Text segment:
--------------------------------------------------

CoreaHancock is an acoustic live album by Chick Corea and Herbie Hancock. It was recorded over the course of several live performances in February 1978 and released in 1979. Corea has top billing on this album, as Hancock did for An Evening with Herbie Hancock & Chick Corea: In Concert, another recording of the same tour released on Hancock's label. The CD version heavily edits what was released on the final side of the vinyl version.

Hancock makes reference to Corea's albums Piano Improvisations Vol. 1 and Vol. 2 in his introduction of Corea on this album.

Track listing

Vinyl 
Side one
"Homecoming" (Corea) – 19:10
Side two
"Ostinato" (from "Mikrokosmos for Two Pianos, Four Hands") (Béla Bartók) – 2:37
"The Hook" (Corea, Hancock) – 13:15
Side three
"Herbie's Intro of Chick" – 0:41
"Bouquet" (Corea) – 18:13
Side four
"Maiden Voyage" (Hancock) – 10:42
"La Fiesta" (Corea) – 16:45

CD 
"Homecoming" (Corea) – 19:12
"Ostinato" (from "Mikrokosmos for Two Pianos, Four Hands") (Béla Bartók) – 3:02
"The Hook" (Corea, Hancock) – 13:30
"Bouquet" (Corea) – 19:22
"Maiden Voyage" (Hancock) – 8:26
"La Fiesta" (Corea) – 8:09

Personnel 
Musicians
 Chick Corea - piano, right channel
 Herbie Hancock - piano, left channel (except on "Bouquet")

--------------------------------------------------

Problem 1:
Convert the rows into a Markdown table with the columns Number and Line, starting at their first line and ending at the line that contains "port-label: USB-C — [951, 418, 1000, 435]". Omit blank lines.

--------------------------------------------------

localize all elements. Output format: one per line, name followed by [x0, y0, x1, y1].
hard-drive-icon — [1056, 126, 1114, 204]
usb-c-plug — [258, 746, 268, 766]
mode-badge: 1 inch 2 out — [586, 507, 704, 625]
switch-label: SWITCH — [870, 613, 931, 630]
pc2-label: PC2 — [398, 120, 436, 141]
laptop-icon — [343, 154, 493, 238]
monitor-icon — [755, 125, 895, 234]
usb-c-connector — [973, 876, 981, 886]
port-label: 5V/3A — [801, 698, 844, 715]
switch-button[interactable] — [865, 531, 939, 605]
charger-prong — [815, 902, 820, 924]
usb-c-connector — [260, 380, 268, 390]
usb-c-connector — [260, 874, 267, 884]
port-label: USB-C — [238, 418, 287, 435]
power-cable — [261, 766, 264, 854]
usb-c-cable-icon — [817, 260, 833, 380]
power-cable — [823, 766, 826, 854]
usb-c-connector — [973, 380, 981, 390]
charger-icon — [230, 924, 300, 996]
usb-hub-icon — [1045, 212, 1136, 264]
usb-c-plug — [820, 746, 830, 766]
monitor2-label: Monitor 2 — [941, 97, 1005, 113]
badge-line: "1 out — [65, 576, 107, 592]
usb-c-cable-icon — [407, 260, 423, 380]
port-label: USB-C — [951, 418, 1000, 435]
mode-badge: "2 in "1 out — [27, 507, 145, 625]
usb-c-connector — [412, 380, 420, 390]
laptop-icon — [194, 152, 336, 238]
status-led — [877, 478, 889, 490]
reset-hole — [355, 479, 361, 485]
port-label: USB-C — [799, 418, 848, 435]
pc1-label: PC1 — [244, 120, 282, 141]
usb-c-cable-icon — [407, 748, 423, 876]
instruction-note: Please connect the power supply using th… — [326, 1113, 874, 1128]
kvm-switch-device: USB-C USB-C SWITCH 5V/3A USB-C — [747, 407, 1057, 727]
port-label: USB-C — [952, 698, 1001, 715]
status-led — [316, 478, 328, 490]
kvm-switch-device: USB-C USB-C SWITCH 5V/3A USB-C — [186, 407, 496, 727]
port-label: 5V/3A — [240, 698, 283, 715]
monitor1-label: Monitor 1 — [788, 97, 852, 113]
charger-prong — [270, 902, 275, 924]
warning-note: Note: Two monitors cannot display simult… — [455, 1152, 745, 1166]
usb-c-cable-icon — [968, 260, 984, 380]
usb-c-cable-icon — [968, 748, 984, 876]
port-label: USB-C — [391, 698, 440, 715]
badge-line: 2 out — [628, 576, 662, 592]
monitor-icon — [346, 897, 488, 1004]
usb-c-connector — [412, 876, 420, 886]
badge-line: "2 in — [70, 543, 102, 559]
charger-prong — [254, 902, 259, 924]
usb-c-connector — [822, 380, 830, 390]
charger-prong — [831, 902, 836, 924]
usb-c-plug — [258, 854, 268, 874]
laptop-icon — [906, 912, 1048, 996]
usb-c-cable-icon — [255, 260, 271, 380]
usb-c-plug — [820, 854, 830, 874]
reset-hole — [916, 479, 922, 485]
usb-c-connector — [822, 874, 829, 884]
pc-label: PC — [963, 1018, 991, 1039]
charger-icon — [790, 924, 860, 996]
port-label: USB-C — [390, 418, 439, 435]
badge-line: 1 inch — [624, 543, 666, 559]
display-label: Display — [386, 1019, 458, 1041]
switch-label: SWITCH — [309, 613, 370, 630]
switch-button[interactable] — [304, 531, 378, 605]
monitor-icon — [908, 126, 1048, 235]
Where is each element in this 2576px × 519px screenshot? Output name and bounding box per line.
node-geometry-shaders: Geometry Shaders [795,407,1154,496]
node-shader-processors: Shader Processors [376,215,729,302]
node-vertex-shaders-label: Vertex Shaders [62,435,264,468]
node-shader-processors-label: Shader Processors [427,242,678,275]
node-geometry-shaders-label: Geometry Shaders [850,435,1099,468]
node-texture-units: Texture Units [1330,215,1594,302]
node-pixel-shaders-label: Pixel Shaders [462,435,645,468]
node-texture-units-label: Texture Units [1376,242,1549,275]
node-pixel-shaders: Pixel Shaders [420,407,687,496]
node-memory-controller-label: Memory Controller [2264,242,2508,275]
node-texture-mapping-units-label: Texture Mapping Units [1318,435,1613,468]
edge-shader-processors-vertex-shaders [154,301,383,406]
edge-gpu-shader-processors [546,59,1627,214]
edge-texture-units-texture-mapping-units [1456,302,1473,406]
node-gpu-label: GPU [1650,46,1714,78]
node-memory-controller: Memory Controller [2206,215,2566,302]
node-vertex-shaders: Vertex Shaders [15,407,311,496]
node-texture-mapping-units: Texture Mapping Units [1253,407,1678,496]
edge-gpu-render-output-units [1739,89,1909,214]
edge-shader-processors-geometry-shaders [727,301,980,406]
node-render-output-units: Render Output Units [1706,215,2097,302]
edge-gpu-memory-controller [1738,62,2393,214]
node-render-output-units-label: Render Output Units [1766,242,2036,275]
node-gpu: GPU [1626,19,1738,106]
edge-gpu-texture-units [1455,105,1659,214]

--------------------------------------------------

Problem 2:
According to the album article, in what month and year were the live performances recorded?

Answer 1:
| Number | Line |
|---|---|
| 1 | localize all elements. Output format: one per line, name followed by [x0, y0, x1, y1]. |
| 2 | hard-drive-icon — [1056, 126, 1114, 204] |
| 3 | usb-c-plug — [258, 746, 268, 766] |
| 4 | mode-badge: 1 inch 2 out — [586, 507, 704, 625] |
| 5 | switch-label: SWITCH — [870, 613, 931, 630] |
| 6 | pc2-label: PC2 — [398, 120, 436, 141] |
| 7 | laptop-icon — [343, 154, 493, 238] |
| 8 | monitor-icon — [755, 125, 895, 234] |
| 9 | usb-c-connector — [973, 876, 981, 886] |
| 10 | port-label: 5V/3A — [801, 698, 844, 715] |
| 11 | switch-button[interactable] — [865, 531, 939, 605] |
| 12 | charger-prong — [815, 902, 820, 924] |
| 13 | usb-c-connector — [260, 380, 268, 390] |
| 14 | usb-c-connector — [260, 874, 267, 884] |
| 15 | port-label: USB-C — [238, 418, 287, 435] |
| 16 | power-cable — [261, 766, 264, 854] |
| 17 | usb-c-cable-icon — [817, 260, 833, 380] |
| 18 | power-cable — [823, 766, 826, 854] |
| 19 | usb-c-connector — [973, 380, 981, 390] |
| 20 | charger-icon — [230, 924, 300, 996] |
| 21 | usb-hub-icon — [1045, 212, 1136, 264] |
| 22 | usb-c-plug — [820, 746, 830, 766] |
| 23 | monitor2-label: Monitor 2 — [941, 97, 1005, 113] |
| 24 | badge-line: "1 out — [65, 576, 107, 592] |
| 25 | usb-c-cable-icon — [407, 260, 423, 380] |
| 26 | port-label: USB-C — [951, 418, 1000, 435] |

Answer 2:
February 1978.